[Visual layout annotation data]
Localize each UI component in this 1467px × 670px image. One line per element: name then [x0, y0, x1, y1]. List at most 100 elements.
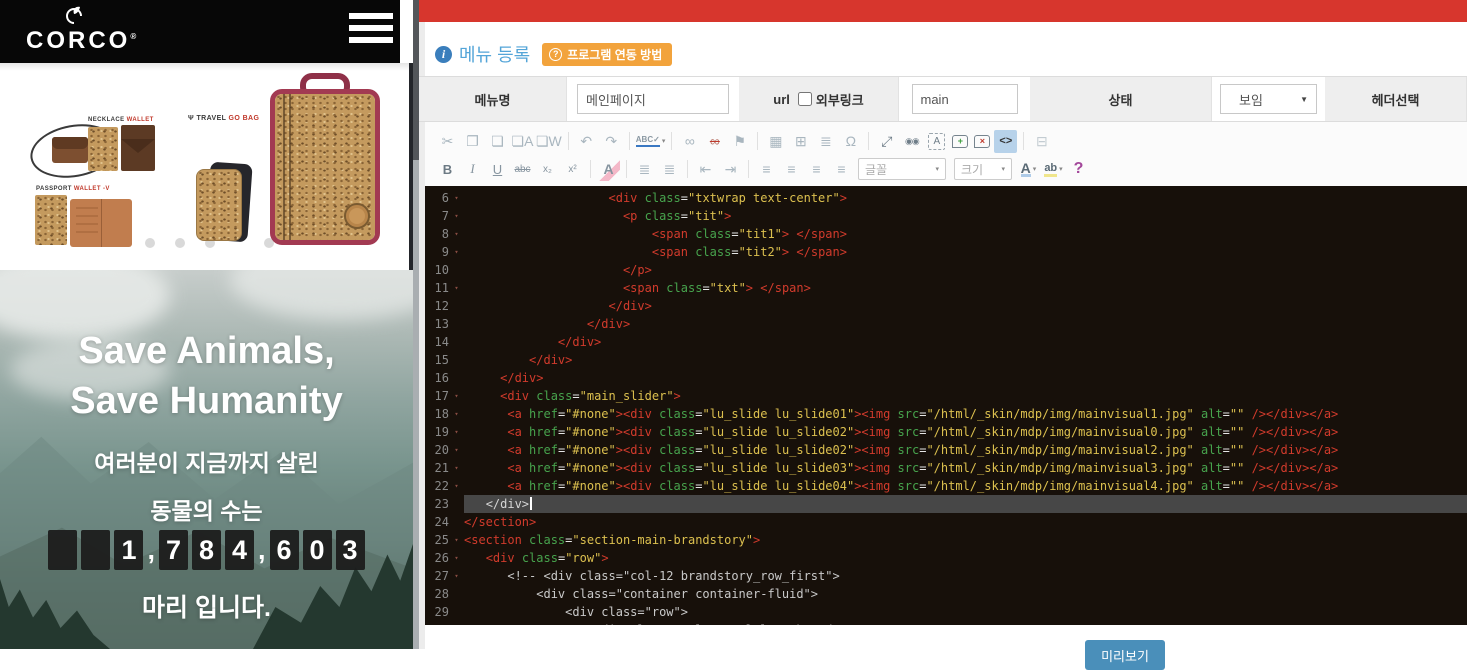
- preview-save-button[interactable]: 미리보기: [1085, 640, 1165, 670]
- code-line[interactable]: 21▾ <a href="#none"><div class="lu_slide…: [425, 459, 1467, 477]
- text-color-icon[interactable]: A▾: [1017, 158, 1040, 181]
- fold-spacer: [449, 297, 464, 315]
- fold-arrow-icon[interactable]: ▾: [449, 549, 464, 567]
- cut-icon[interactable]: ✂: [436, 130, 459, 153]
- fold-arrow-icon[interactable]: ▾: [449, 405, 464, 423]
- code-line[interactable]: 17▾ <div class="main_slider">: [425, 387, 1467, 405]
- select-all-icon[interactable]: A: [928, 133, 945, 150]
- slider-dot[interactable]: [175, 238, 185, 248]
- fold-arrow-icon[interactable]: ▾: [449, 459, 464, 477]
- table-icon[interactable]: ⊞: [789, 130, 812, 153]
- code-line[interactable]: 28 <div class="container container-fluid…: [425, 585, 1467, 603]
- external-link-checkbox[interactable]: [798, 92, 812, 106]
- code-line[interactable]: 9▾ <span class="tit2"> </span>: [425, 243, 1467, 261]
- source-button[interactable]: <>: [994, 130, 1017, 153]
- anchor-flag-icon[interactable]: ⚑: [728, 130, 751, 153]
- hamburger-menu-icon[interactable]: [349, 13, 393, 49]
- align-right-icon[interactable]: ≡: [805, 158, 828, 181]
- align-left-icon[interactable]: ≡: [755, 158, 778, 181]
- link-icon[interactable]: ∞: [678, 130, 701, 153]
- highlight-color-icon[interactable]: ab▾: [1042, 158, 1065, 181]
- info-icon: i: [435, 46, 452, 63]
- maximize-icon[interactable]: ⤢: [875, 130, 898, 153]
- spellcheck-icon[interactable]: ABC✓▾: [636, 130, 666, 153]
- code-line[interactable]: 6▾ <div class="txtwrap text-center">: [425, 189, 1467, 207]
- strikethrough-icon[interactable]: abc: [511, 158, 534, 181]
- fold-arrow-icon[interactable]: ▾: [449, 387, 464, 405]
- code-line[interactable]: 18▾ <a href="#none"><div class="lu_slide…: [425, 405, 1467, 423]
- copy-icon[interactable]: ❐: [461, 130, 484, 153]
- code-line[interactable]: 12 </div>: [425, 297, 1467, 315]
- subscript-icon[interactable]: x₂: [536, 158, 559, 181]
- code-line[interactable]: 11▾ <span class="txt"> </span>: [425, 279, 1467, 297]
- paste-text-icon[interactable]: ❏A: [511, 130, 534, 153]
- site-logo[interactable]: CORCO®: [26, 5, 122, 53]
- align-justify-icon[interactable]: ≡: [830, 158, 853, 181]
- superscript-icon[interactable]: x²: [561, 158, 584, 181]
- indent-icon[interactable]: ⇥: [719, 158, 742, 181]
- special-char-icon[interactable]: Ω: [839, 130, 862, 153]
- fold-spacer: [449, 369, 464, 387]
- code-line[interactable]: 22▾ <a href="#none"><div class="lu_slide…: [425, 477, 1467, 495]
- fold-arrow-icon[interactable]: ▾: [449, 207, 464, 225]
- fold-arrow-icon[interactable]: ▾: [449, 225, 464, 243]
- code-line[interactable]: 10 </p>: [425, 261, 1467, 279]
- source-code-area[interactable]: 6▾ <div class="txtwrap text-center">7▾ <…: [425, 186, 1467, 625]
- print-icon[interactable]: ⊟: [1030, 130, 1053, 153]
- fold-arrow-icon[interactable]: ▾: [449, 423, 464, 441]
- image-icon[interactable]: ▦: [764, 130, 787, 153]
- undo-icon[interactable]: ↶: [575, 130, 598, 153]
- fold-arrow-icon[interactable]: ▾: [449, 441, 464, 459]
- program-link-help-button[interactable]: ? 프로그램 연동 방법: [542, 43, 672, 66]
- paste-word-icon[interactable]: ❏W: [536, 130, 562, 153]
- fold-arrow-icon[interactable]: ▾: [449, 477, 464, 495]
- code-line[interactable]: 27▾ <!-- <div class="col-12 brandstory_r…: [425, 567, 1467, 585]
- product-slider[interactable]: NECKLACE WALLET PASSPORT WALLET -V Ψ TRA…: [0, 63, 413, 270]
- remove-format-icon[interactable]: A: [597, 158, 620, 181]
- code-line[interactable]: 25▾<section class="section-main-brandsto…: [425, 531, 1467, 549]
- line-number: 9: [425, 243, 449, 261]
- fold-arrow-icon[interactable]: ▾: [449, 189, 464, 207]
- registered-mark: ®: [130, 32, 136, 41]
- code-line[interactable]: 15 </div>: [425, 351, 1467, 369]
- bulleted-list-icon[interactable]: ≣: [658, 158, 681, 181]
- slider-dot[interactable]: [145, 238, 155, 248]
- line-number: 17: [425, 387, 449, 405]
- code-line[interactable]: 19▾ <a href="#none"><div class="lu_slide…: [425, 423, 1467, 441]
- code-line[interactable]: 29 <div class="row">: [425, 603, 1467, 621]
- status-select[interactable]: 보임 ▼: [1220, 84, 1317, 114]
- underline-icon[interactable]: U: [486, 158, 509, 181]
- about-help-icon[interactable]: ?: [1067, 158, 1090, 181]
- code-line[interactable]: 7▾ <p class="tit">: [425, 207, 1467, 225]
- redo-icon[interactable]: ↷: [600, 130, 623, 153]
- align-center-icon[interactable]: ≡: [780, 158, 803, 181]
- code-line[interactable]: 8▾ <span class="tit1"> </span>: [425, 225, 1467, 243]
- animal-counter: 1,784,603: [0, 530, 413, 570]
- bold-icon[interactable]: B: [436, 158, 459, 181]
- outdent-icon[interactable]: ⇤: [694, 158, 717, 181]
- code-line[interactable]: 16 </div>: [425, 369, 1467, 387]
- fold-arrow-icon[interactable]: ▾: [449, 531, 464, 549]
- paste-icon[interactable]: ❏: [486, 130, 509, 153]
- remove-tag-bubble-icon[interactable]: ×: [974, 135, 990, 148]
- code-line[interactable]: 13 </div>: [425, 315, 1467, 333]
- code-line[interactable]: 24</section>: [425, 513, 1467, 531]
- numbered-list-icon[interactable]: ≣: [633, 158, 656, 181]
- fold-arrow-icon[interactable]: ▾: [449, 279, 464, 297]
- code-line[interactable]: 23 </div>: [425, 495, 1467, 513]
- font-family-dropdown[interactable]: 글꼴▾: [858, 158, 946, 180]
- horizontal-rule-icon[interactable]: ≣: [814, 130, 837, 153]
- unlink-icon[interactable]: ∞: [703, 130, 726, 153]
- url-input[interactable]: [912, 84, 1018, 114]
- code-line[interactable]: 30 <div class="col-12 col-lg-5 brandstor…: [425, 621, 1467, 625]
- code-line[interactable]: 20▾ <a href="#none"><div class="lu_slide…: [425, 441, 1467, 459]
- find-icon[interactable]: ◉◉: [900, 130, 923, 153]
- fold-arrow-icon[interactable]: ▾: [449, 567, 464, 585]
- menu-name-input[interactable]: [577, 84, 729, 114]
- code-line[interactable]: 14 </div>: [425, 333, 1467, 351]
- fold-arrow-icon[interactable]: ▾: [449, 243, 464, 261]
- code-line[interactable]: 26▾ <div class="row">: [425, 549, 1467, 567]
- add-tag-bubble-icon[interactable]: +: [952, 135, 968, 148]
- italic-icon[interactable]: I: [461, 158, 484, 181]
- font-size-dropdown[interactable]: 크기▾: [954, 158, 1012, 180]
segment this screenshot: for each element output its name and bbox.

Problem:
Update all the records above by replacing "Localize" with "Locate" and keeping everything else the same. Omit the pictures from your answer.

Complete output:
Locate each UI component in this 1467px × 670px image. One line per element: name then [x0, y0, x1, y1]. List at most 100 elements.
- preview-save-button[interactable]: 미리보기: [1085, 640, 1165, 670]
- code-line[interactable]: 21▾ <a href="#none"><div class="lu_slide…: [425, 459, 1467, 477]
- text-color-icon[interactable]: A▾: [1017, 158, 1040, 181]
- fold-spacer: [449, 297, 464, 315]
- fold-arrow-icon[interactable]: ▾: [449, 549, 464, 567]
- cut-icon[interactable]: ✂: [436, 130, 459, 153]
- fold-arrow-icon[interactable]: ▾: [449, 405, 464, 423]
- code-line[interactable]: 17▾ <div class="main_slider">: [425, 387, 1467, 405]
- select-all-icon[interactable]: A: [928, 133, 945, 150]
- slider-dot[interactable]: [175, 238, 185, 248]
- fold-arrow-icon[interactable]: ▾: [449, 459, 464, 477]
- table-icon[interactable]: ⊞: [789, 130, 812, 153]
- code-line[interactable]: 28 <div class="container container-fluid…: [425, 585, 1467, 603]
- external-link-checkbox[interactable]: [798, 92, 812, 106]
- code-line[interactable]: 9▾ <span class="tit2"> </span>: [425, 243, 1467, 261]
- source-button[interactable]: <>: [994, 130, 1017, 153]
- anchor-flag-icon[interactable]: ⚑: [728, 130, 751, 153]
- hamburger-menu-icon[interactable]: [349, 13, 393, 49]
- align-right-icon[interactable]: ≡: [805, 158, 828, 181]
- align-left-icon[interactable]: ≡: [755, 158, 778, 181]
- link-icon[interactable]: ∞: [678, 130, 701, 153]
- highlight-color-icon[interactable]: ab▾: [1042, 158, 1065, 181]
- info-icon: i: [435, 46, 452, 63]
- maximize-icon[interactable]: ⤢: [875, 130, 898, 153]
- spellcheck-icon[interactable]: ABC✓▾: [636, 130, 666, 153]
- code-line[interactable]: 6▾ <div class="txtwrap text-center">: [425, 189, 1467, 207]
- strikethrough-icon[interactable]: abc: [511, 158, 534, 181]
- fold-arrow-icon[interactable]: ▾: [449, 387, 464, 405]
- code-line[interactable]: 18▾ <a href="#none"><div class="lu_slide…: [425, 405, 1467, 423]
- copy-icon[interactable]: ❐: [461, 130, 484, 153]
- code-line[interactable]: 12 </div>: [425, 297, 1467, 315]
- subscript-icon[interactable]: x₂: [536, 158, 559, 181]
- code-line[interactable]: 11▾ <span class="txt"> </span>: [425, 279, 1467, 297]
- paste-text-icon[interactable]: ❏A: [511, 130, 534, 153]
- site-logo[interactable]: CORCO®: [26, 5, 122, 53]
- align-justify-icon[interactable]: ≡: [830, 158, 853, 181]
- superscript-icon[interactable]: x²: [561, 158, 584, 181]
- indent-icon[interactable]: ⇥: [719, 158, 742, 181]
- special-char-icon[interactable]: Ω: [839, 130, 862, 153]
- fold-spacer: [449, 369, 464, 387]
- code-line[interactable]: 22▾ <a href="#none"><div class="lu_slide…: [425, 477, 1467, 495]
- fold-arrow-icon[interactable]: ▾: [449, 207, 464, 225]
- fold-arrow-icon[interactable]: ▾: [449, 225, 464, 243]
- code-line[interactable]: 10 </p>: [425, 261, 1467, 279]
- source-code-area[interactable]: 6▾ <div class="txtwrap text-center">7▾ <…: [425, 186, 1467, 625]
- print-icon[interactable]: ⊟: [1030, 130, 1053, 153]
- fold-arrow-icon[interactable]: ▾: [449, 423, 464, 441]
- image-icon[interactable]: ▦: [764, 130, 787, 153]
- undo-icon[interactable]: ↶: [575, 130, 598, 153]
- fold-arrow-icon[interactable]: ▾: [449, 441, 464, 459]
- program-link-help-button[interactable]: ? 프로그램 연동 방법: [542, 43, 672, 66]
- paste-word-icon[interactable]: ❏W: [536, 130, 562, 153]
- fold-arrow-icon[interactable]: ▾: [449, 477, 464, 495]
- code-line[interactable]: 27▾ <!-- <div class="col-12 brandstory_r…: [425, 567, 1467, 585]
- product-slider[interactable]: NECKLACE WALLET PASSPORT WALLET -V Ψ TRA…: [0, 63, 413, 270]
- remove-format-icon[interactable]: A: [597, 158, 620, 181]
- code-line[interactable]: 25▾<section class="section-main-brandsto…: [425, 531, 1467, 549]
- line-number: 9: [425, 243, 449, 261]
- fold-arrow-icon[interactable]: ▾: [449, 189, 464, 207]
- registered-mark: ®: [130, 32, 136, 41]
- code-line[interactable]: 15 </div>: [425, 351, 1467, 369]
- bulleted-list-icon[interactable]: ≣: [658, 158, 681, 181]
- slider-dot[interactable]: [145, 238, 155, 248]
- line-number: 17: [425, 387, 449, 405]
- code-line[interactable]: 19▾ <a href="#none"><div class="lu_slide…: [425, 423, 1467, 441]
- code-line[interactable]: 29 <div class="row">: [425, 603, 1467, 621]
- status-select[interactable]: 보임 ▼: [1220, 84, 1317, 114]
- underline-icon[interactable]: U: [486, 158, 509, 181]
- about-help-icon[interactable]: ?: [1067, 158, 1090, 181]
- code-line[interactable]: 7▾ <p class="tit">: [425, 207, 1467, 225]
- redo-icon[interactable]: ↷: [600, 130, 623, 153]
- align-center-icon[interactable]: ≡: [780, 158, 803, 181]
- code-line[interactable]: 8▾ <span class="tit1"> </span>: [425, 225, 1467, 243]
- animal-counter: 1,784,603: [0, 530, 413, 570]
- bold-icon[interactable]: B: [436, 158, 459, 181]
- outdent-icon[interactable]: ⇤: [694, 158, 717, 181]
- code-line[interactable]: 16 </div>: [425, 369, 1467, 387]
- fold-arrow-icon[interactable]: ▾: [449, 531, 464, 549]
- paste-icon[interactable]: ❏: [486, 130, 509, 153]
- remove-tag-bubble-icon[interactable]: ×: [974, 135, 990, 148]
- code-line[interactable]: 13 </div>: [425, 315, 1467, 333]
- code-line[interactable]: 24</section>: [425, 513, 1467, 531]
- numbered-list-icon[interactable]: ≣: [633, 158, 656, 181]
- fold-arrow-icon[interactable]: ▾: [449, 279, 464, 297]
- code-line[interactable]: 23 </div>: [425, 495, 1467, 513]
- font-family-dropdown[interactable]: 글꼴▾: [858, 158, 946, 180]
- horizontal-rule-icon[interactable]: ≣: [814, 130, 837, 153]
- unlink-icon[interactable]: ∞: [703, 130, 726, 153]
- url-input[interactable]: [912, 84, 1018, 114]
- code-line[interactable]: 30 <div class="col-12 col-lg-5 brandstor…: [425, 621, 1467, 625]
- code-line[interactable]: 20▾ <a href="#none"><div class="lu_slide…: [425, 441, 1467, 459]
- find-icon[interactable]: ◉◉: [900, 130, 923, 153]
- fold-arrow-icon[interactable]: ▾: [449, 567, 464, 585]
- menu-name-input[interactable]: [577, 84, 729, 114]
- code-line[interactable]: 14 </div>: [425, 333, 1467, 351]
- fold-arrow-icon[interactable]: ▾: [449, 243, 464, 261]
- code-line[interactable]: 26▾ <div class="row">: [425, 549, 1467, 567]
- add-tag-bubble-icon[interactable]: +: [952, 135, 968, 148]
- italic-icon[interactable]: I: [461, 158, 484, 181]
- font-size-dropdown[interactable]: 크기▾: [954, 158, 1012, 180]
segment this screenshot: for each element output its name and bbox.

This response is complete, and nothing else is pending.